= Article =
Identity and policy boundaries for AI agents must extend beyond the model call. AI systems increasingly combine user input, retrieved context, and downstream actions, so the security boundary cannot stop at authentication to the gateway. That creates a named concept we would call the AI traffic enforcement gap: the space between permitted model access and acceptable model behaviour. The practitioner takeaway is to define policy across request, response, and logging stages as one lifecycle.
This pattern validates a layered AI governance model, but it also complicates ownership. Platform teams may own the gateway while security teams own the firewall, yet neither can claim complete control if policies diverge or if logs do not feed a shared review process. In NIST CSF terms, the issue is not only Protect and Detect, but also governance alignment across control points. The practitioner takeaway is to assign a single accountable owner for AI request policy.
AI agents are now part of the broader NHI control surface. Even when the article focuses on model routing, the underlying problem is that non-human actors are making requests, consuming quotas, and carrying sensitive context across services. That means AI governance cannot be isolated from workload identity, secrets, and access policy. The practitioner takeaway is to review AI agent access the same way you review other high-value NHI pathways.

= Exercise prompt =
Decide whether the passage on AI agent governance supports each statement, answering yes or no and quoting the words of the text that decide it: (a) it recommends giving one accountable owner responsibility for AI request policy; (b) it holds that the security boundary can end at authentication to the gateway; (c) it treats AI governance as separable from workload identity. The records aren't needed for this work.

= Listed records =
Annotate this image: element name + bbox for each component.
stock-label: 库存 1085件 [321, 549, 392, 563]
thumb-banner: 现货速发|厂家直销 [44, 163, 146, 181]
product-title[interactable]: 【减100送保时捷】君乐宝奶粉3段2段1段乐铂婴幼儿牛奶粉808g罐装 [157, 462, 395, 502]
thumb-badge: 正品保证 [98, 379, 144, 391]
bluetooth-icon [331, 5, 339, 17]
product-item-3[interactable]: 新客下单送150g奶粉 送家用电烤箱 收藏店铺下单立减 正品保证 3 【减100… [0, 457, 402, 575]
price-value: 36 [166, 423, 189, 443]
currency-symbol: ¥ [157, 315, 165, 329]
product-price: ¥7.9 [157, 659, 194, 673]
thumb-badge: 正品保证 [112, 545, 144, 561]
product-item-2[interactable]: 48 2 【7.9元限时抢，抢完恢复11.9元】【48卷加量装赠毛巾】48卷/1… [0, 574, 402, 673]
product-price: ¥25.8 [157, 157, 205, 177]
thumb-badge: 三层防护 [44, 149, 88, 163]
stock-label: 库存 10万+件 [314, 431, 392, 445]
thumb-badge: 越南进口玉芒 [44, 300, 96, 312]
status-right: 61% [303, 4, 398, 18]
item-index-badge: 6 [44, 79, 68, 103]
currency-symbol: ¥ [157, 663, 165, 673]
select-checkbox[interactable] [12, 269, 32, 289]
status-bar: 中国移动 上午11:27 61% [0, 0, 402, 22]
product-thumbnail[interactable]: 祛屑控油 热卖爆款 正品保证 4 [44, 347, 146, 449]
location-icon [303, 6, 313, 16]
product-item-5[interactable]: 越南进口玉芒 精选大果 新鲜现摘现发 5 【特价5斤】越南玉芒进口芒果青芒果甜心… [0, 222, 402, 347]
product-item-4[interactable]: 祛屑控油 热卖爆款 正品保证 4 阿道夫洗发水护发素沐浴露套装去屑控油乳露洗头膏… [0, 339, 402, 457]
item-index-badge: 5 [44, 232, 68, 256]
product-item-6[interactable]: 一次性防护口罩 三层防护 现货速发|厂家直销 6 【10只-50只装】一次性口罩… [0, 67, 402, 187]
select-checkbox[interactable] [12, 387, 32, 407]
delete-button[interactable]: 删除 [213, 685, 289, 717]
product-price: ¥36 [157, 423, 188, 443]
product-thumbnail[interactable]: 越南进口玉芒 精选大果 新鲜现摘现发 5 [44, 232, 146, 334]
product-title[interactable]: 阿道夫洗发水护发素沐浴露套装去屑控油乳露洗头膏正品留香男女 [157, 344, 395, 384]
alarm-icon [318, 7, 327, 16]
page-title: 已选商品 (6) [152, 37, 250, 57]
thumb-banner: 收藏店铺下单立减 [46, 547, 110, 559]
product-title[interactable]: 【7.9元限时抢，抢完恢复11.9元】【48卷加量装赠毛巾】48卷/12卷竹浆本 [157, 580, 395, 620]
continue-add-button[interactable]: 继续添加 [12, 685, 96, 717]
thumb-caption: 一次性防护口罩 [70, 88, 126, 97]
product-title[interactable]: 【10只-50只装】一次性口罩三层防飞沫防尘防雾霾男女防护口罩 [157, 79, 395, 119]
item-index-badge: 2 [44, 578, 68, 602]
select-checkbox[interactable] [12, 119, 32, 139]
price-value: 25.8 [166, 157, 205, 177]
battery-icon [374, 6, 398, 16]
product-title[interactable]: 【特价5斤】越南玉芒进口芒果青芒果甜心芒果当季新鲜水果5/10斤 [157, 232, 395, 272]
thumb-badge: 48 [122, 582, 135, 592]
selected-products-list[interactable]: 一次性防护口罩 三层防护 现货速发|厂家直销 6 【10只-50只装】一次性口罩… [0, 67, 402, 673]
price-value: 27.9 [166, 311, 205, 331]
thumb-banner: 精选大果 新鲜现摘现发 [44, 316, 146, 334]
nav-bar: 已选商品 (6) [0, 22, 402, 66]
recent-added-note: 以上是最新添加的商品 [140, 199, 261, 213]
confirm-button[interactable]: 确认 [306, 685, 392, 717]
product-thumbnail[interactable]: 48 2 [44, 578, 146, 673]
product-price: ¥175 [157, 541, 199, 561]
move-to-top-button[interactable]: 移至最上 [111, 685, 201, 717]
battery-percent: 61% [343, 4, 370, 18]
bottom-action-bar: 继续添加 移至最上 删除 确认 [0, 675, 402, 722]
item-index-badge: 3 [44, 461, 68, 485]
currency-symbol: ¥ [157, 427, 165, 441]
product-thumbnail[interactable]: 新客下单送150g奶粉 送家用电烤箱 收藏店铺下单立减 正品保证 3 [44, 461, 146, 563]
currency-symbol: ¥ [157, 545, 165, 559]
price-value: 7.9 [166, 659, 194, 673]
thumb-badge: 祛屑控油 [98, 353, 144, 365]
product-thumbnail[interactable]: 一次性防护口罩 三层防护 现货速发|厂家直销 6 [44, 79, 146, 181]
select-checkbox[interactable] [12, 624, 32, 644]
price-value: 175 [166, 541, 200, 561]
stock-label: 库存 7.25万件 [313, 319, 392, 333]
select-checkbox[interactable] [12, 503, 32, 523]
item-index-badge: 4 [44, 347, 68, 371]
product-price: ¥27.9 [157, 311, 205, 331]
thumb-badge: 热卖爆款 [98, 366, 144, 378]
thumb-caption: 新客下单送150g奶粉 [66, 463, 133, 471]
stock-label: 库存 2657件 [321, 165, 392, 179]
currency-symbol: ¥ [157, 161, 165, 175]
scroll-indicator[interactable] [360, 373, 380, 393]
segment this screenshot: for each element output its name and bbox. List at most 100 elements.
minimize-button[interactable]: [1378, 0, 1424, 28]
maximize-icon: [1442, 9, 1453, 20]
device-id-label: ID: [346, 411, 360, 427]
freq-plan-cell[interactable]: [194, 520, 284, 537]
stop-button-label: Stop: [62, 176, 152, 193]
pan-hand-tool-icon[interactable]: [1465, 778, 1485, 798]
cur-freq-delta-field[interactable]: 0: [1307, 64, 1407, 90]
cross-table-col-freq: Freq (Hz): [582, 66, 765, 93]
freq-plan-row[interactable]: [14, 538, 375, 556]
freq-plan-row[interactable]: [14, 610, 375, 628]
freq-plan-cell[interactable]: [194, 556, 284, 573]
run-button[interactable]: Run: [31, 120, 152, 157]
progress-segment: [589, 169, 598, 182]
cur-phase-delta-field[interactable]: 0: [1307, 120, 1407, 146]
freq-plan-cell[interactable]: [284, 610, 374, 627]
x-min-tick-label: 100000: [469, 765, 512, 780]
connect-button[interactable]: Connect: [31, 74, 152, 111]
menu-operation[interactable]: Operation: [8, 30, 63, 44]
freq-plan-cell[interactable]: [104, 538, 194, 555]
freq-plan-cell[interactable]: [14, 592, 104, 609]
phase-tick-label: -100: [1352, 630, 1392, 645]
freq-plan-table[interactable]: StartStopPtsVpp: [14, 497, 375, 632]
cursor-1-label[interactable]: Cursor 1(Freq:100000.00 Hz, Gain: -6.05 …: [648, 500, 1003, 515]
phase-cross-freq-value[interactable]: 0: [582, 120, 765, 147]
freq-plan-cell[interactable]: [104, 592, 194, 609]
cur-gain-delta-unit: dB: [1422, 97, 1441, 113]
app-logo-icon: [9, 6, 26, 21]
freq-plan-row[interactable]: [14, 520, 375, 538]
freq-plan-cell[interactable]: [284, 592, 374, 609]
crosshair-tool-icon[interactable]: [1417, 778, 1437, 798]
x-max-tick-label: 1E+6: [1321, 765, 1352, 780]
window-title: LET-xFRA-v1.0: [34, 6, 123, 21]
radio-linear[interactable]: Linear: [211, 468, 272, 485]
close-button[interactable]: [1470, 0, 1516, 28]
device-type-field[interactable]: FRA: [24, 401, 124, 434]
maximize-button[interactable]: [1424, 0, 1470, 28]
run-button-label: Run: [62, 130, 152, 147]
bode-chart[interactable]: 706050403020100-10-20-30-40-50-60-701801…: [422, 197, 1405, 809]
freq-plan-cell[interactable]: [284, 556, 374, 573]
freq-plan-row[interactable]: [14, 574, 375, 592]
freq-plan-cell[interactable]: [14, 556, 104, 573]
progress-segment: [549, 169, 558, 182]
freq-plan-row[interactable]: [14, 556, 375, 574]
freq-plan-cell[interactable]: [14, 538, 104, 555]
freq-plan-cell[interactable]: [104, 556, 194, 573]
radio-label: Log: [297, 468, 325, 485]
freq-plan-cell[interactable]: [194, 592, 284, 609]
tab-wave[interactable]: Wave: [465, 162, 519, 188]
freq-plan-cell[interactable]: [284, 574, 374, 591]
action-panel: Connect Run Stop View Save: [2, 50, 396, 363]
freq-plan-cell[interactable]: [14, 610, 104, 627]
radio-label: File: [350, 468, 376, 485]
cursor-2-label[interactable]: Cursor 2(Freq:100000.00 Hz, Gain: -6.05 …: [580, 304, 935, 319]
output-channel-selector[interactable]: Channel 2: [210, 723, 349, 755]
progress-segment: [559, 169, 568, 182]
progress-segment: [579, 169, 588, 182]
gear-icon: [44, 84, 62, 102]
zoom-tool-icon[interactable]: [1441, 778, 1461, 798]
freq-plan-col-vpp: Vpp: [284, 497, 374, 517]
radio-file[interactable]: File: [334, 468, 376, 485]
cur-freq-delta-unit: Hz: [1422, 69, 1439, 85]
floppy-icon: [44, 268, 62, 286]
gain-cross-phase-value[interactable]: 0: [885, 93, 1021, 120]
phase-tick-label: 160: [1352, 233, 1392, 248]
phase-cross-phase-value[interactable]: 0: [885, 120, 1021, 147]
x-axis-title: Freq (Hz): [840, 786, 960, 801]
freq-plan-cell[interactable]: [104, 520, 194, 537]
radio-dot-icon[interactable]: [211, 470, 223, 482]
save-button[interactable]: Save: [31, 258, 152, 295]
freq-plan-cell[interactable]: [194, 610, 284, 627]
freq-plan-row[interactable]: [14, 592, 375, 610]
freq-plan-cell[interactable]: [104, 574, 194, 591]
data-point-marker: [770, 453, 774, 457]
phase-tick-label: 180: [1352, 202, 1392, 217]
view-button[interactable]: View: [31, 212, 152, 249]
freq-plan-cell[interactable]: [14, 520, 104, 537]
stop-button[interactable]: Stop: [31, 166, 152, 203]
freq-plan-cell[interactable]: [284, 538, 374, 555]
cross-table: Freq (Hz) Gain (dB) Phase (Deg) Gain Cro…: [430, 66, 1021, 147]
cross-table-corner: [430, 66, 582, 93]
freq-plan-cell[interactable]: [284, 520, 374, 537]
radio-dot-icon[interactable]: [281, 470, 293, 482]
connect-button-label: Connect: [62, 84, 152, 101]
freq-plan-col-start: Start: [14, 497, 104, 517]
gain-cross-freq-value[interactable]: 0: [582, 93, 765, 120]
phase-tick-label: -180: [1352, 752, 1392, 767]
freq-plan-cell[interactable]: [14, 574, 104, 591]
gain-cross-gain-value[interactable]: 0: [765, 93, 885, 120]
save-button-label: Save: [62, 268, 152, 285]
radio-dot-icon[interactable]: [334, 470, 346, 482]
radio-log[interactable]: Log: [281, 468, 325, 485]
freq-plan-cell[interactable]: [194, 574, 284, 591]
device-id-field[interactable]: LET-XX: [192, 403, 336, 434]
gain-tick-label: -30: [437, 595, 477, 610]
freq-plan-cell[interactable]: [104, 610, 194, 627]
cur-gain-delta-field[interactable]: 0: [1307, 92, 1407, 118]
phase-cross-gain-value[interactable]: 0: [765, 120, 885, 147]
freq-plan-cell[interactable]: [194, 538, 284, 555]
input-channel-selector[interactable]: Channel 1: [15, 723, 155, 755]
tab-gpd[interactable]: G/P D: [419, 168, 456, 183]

= Solved exercise =
(a) Yes: "The practitioner takeaway is to assign a single accountable owner for AI request policy."
(b) No: "the security boundary cannot stop at authentication to the gateway"
(c) No: "AI governance cannot be isolated from workload identity, secrets, and access policy"